INSTRUCTIONS TO FOLLOW -> Each record must be retyped in full. No character may differ.

Rows from a figure dataset
____
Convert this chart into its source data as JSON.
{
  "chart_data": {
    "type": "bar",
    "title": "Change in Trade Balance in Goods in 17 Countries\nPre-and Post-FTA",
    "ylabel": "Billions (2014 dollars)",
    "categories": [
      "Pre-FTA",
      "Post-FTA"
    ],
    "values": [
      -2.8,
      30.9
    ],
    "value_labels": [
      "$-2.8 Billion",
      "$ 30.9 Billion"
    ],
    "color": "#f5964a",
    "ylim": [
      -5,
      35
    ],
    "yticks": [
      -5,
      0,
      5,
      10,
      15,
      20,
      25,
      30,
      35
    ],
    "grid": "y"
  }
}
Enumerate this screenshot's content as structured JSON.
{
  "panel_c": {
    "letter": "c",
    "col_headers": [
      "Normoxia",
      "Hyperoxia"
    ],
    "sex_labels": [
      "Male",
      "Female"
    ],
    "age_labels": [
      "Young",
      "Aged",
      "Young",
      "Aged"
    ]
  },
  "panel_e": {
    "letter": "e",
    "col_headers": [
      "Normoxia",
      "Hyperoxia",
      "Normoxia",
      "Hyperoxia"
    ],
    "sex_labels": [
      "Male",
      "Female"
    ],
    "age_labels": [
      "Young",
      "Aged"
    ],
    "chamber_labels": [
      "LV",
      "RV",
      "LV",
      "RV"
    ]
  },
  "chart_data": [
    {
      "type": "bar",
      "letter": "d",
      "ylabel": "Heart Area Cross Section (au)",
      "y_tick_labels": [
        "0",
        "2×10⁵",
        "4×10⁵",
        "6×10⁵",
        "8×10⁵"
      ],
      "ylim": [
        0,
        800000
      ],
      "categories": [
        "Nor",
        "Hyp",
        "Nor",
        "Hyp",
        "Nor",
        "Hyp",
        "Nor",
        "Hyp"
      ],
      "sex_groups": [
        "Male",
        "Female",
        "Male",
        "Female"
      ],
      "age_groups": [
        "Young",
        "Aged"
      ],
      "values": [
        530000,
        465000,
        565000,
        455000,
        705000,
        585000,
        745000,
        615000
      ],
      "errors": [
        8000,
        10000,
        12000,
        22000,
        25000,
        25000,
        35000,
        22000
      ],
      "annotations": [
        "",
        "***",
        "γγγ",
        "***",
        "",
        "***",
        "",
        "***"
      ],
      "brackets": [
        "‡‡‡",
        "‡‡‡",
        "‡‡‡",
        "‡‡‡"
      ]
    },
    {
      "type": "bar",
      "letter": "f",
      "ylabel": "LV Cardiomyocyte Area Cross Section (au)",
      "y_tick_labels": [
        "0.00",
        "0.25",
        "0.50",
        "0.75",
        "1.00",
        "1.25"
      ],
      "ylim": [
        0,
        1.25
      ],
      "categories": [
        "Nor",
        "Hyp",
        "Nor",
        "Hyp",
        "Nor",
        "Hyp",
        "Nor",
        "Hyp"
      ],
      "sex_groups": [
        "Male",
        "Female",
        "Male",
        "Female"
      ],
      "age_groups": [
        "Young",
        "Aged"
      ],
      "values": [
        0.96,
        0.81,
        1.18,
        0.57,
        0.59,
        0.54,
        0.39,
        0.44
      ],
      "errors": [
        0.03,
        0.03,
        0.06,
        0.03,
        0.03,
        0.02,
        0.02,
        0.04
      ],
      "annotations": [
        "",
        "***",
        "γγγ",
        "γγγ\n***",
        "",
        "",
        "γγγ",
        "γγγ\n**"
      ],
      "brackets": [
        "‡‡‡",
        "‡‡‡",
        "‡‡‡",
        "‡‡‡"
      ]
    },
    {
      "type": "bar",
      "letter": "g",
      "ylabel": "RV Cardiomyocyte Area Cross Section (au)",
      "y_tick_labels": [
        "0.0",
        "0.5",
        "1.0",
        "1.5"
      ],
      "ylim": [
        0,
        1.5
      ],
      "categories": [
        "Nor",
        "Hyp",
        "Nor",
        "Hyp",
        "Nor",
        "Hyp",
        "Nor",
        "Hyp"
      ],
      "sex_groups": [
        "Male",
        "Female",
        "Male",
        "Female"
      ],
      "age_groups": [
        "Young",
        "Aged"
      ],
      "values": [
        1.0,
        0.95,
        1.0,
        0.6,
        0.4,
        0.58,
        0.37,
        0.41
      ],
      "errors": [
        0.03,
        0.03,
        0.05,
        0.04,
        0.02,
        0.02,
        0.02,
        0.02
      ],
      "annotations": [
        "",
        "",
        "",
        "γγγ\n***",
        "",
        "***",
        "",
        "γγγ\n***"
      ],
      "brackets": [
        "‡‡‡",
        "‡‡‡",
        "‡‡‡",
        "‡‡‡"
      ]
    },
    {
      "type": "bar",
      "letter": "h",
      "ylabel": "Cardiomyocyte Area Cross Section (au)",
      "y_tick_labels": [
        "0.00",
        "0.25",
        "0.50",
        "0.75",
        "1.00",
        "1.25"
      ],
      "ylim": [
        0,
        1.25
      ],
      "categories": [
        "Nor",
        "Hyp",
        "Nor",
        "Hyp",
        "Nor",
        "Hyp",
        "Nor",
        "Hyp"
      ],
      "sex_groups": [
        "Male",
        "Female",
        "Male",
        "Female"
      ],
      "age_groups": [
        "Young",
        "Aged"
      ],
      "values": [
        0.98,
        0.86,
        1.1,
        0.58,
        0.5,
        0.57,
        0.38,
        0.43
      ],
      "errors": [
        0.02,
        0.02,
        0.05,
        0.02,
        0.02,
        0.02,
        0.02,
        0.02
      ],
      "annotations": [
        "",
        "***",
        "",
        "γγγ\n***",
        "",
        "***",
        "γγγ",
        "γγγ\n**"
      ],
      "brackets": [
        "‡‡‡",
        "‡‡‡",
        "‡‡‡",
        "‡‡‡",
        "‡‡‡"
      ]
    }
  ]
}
____
WRITTEN ANSWER ->
Convert this chart into its source data as JSON.
{
  "chart_data": {
    "type": "bar",
    "title": "Change in Trade Balance in Goods in 17 Countries\nPre-and Post-FTA",
    "ylabel": "Billions (2014 dollars)",
    "categories": [
      "Pre-FTA",
      "Post-FTA"
    ],
    "values": [
      -2.8,
      30.9
    ],
    "value_labels": [
      "$-2.8 Billion",
      "$ 30.9 Billion"
    ],
    "color": "#f5964a",
    "ylim": [
      -5,
      35
    ],
    "yticks": [
      -5,
      0,
      5,
      10,
      15,
      20,
      25,
      30,
      35
    ],
    "grid": "y"
  }
}
Enumerate this screenshot's content as structured JSON.
{
  "panel_c": {
    "letter": "c",
    "col_headers": [
      "Normoxia",
      "Hyperoxia"
    ],
    "sex_labels": [
      "Male",
      "Female"
    ],
    "age_labels": [
      "Young",
      "Aged",
      "Young",
      "Aged"
    ]
  },
  "panel_e": {
    "letter": "e",
    "col_headers": [
      "Normoxia",
      "Hyperoxia",
      "Normoxia",
      "Hyperoxia"
    ],
    "sex_labels": [
      "Male",
      "Female"
    ],
    "age_labels": [
      "Young",
      "Aged"
    ],
    "chamber_labels": [
      "LV",
      "RV",
      "LV",
      "RV"
    ]
  },
  "chart_data": [
    {
      "type": "bar",
      "letter": "d",
      "ylabel": "Heart Area Cross Section (au)",
      "y_tick_labels": [
        "0",
        "2×10⁵",
        "4×10⁵",
        "6×10⁵",
        "8×10⁵"
      ],
      "ylim": [
        0,
        800000
      ],
      "categories": [
        "Nor",
        "Hyp",
        "Nor",
        "Hyp",
        "Nor",
        "Hyp",
        "Nor",
        "Hyp"
      ],
      "sex_groups": [
        "Male",
        "Female",
        "Male",
        "Female"
      ],
      "age_groups": [
        "Young",
        "Aged"
      ],
      "values": [
        530000,
        465000,
        565000,
        455000,
        705000,
        585000,
        745000,
        615000
      ],
      "errors": [
        8000,
        10000,
        12000,
        22000,
        25000,
        25000,
        35000,
        22000
      ],
      "annotations": [
        "",
        "***",
        "γγγ",
        "***",
        "",
        "***",
        "",
        "***"
      ],
      "brackets": [
        "‡‡‡",
        "‡‡‡",
        "‡‡‡",
        "‡‡‡"
      ]
    },
    {
      "type": "bar",
      "letter": "f",
      "ylabel": "LV Cardiomyocyte Area Cross Section (au)",
      "y_tick_labels": [
        "0.00",
        "0.25",
        "0.50",
        "0.75",
        "1.00",
        "1.25"
      ],
      "ylim": [
        0,
        1.25
      ],
      "categories": [
        "Nor",
        "Hyp",
        "Nor",
        "Hyp",
        "Nor",
        "Hyp",
        "Nor",
        "Hyp"
      ],
      "sex_groups": [
        "Male",
        "Female",
        "Male",
        "Female"
      ],
      "age_groups": [
        "Young",
        "Aged"
      ],
      "values": [
        0.96,
        0.81,
        1.18,
        0.57,
        0.59,
        0.54,
        0.39,
        0.44
      ],
      "errors": [
        0.03,
        0.03,
        0.06,
        0.03,
        0.03,
        0.02,
        0.02,
        0.04
      ],
      "annotations": [
        "",
        "***",
        "γγγ",
        "γγγ\n***",
        "",
        "",
        "γγγ",
        "γγγ\n**"
      ],
      "brackets": [
        "‡‡‡",
        "‡‡‡",
        "‡‡‡",
        "‡‡‡"
      ]
    },
    {
      "type": "bar",
      "letter": "g",
      "ylabel": "RV Cardiomyocyte Area Cross Section (au)",
      "y_tick_labels": [
        "0.0",
        "0.5",
        "1.0",
        "1.5"
      ],
      "ylim": [
        0,
        1.5
      ],
      "categories": [
        "Nor",
        "Hyp",
        "Nor",
        "Hyp",
        "Nor",
        "Hyp",
        "Nor",
        "Hyp"
      ],
      "sex_groups": [
        "Male",
        "Female",
        "Male",
        "Female"
      ],
      "age_groups": [
        "Young",
        "Aged"
      ],
      "values": [
        1.0,
        0.95,
        1.0,
        0.6,
        0.4,
        0.58,
        0.37,
        0.41
      ],
      "errors": [
        0.03,
        0.03,
        0.05,
        0.04,
        0.02,
        0.02,
        0.02,
        0.02
      ],
      "annotations": [
        "",
        "",
        "",
        "γγγ\n***",
        "",
        "***",
        "",
        "γγγ\n***"
      ],
      "brackets": [
        "‡‡‡",
        "‡‡‡",
        "‡‡‡",
        "‡‡‡"
      ]
    },
    {
      "type": "bar",
      "letter": "h",
      "ylabel": "Cardiomyocyte Area Cross Section (au)",
      "y_tick_labels": [
        "0.00",
        "0.25",
        "0.50",
        "0.75",
        "1.00",
        "1.25"
      ],
      "ylim": [
        0,
        1.25
      ],
      "categories": [
        "Nor",
        "Hyp",
        "Nor",
        "Hyp",
        "Nor",
        "Hyp",
        "Nor",
        "Hyp"
      ],
      "sex_groups": [
        "Male",
        "Female",
        "Male",
        "Female"
      ],
      "age_groups": [
        "Young",
        "Aged"
      ],
      "values": [
        0.98,
        0.86,
        1.1,
        0.58,
        0.5,
        0.57,
        0.38,
        0.43
      ],
      "errors": [
        0.02,
        0.02,
        0.05,
        0.02,
        0.02,
        0.02,
        0.02,
        0.02
      ],
      "annotations": [
        "",
        "***",
        "",
        "γγγ\n***",
        "",
        "***",
        "γγγ",
        "γγγ\n**"
      ],
      "brackets": [
        "‡‡‡",
        "‡‡‡",
        "‡‡‡",
        "‡‡‡",
        "‡‡‡"
      ]
    }
  ]
}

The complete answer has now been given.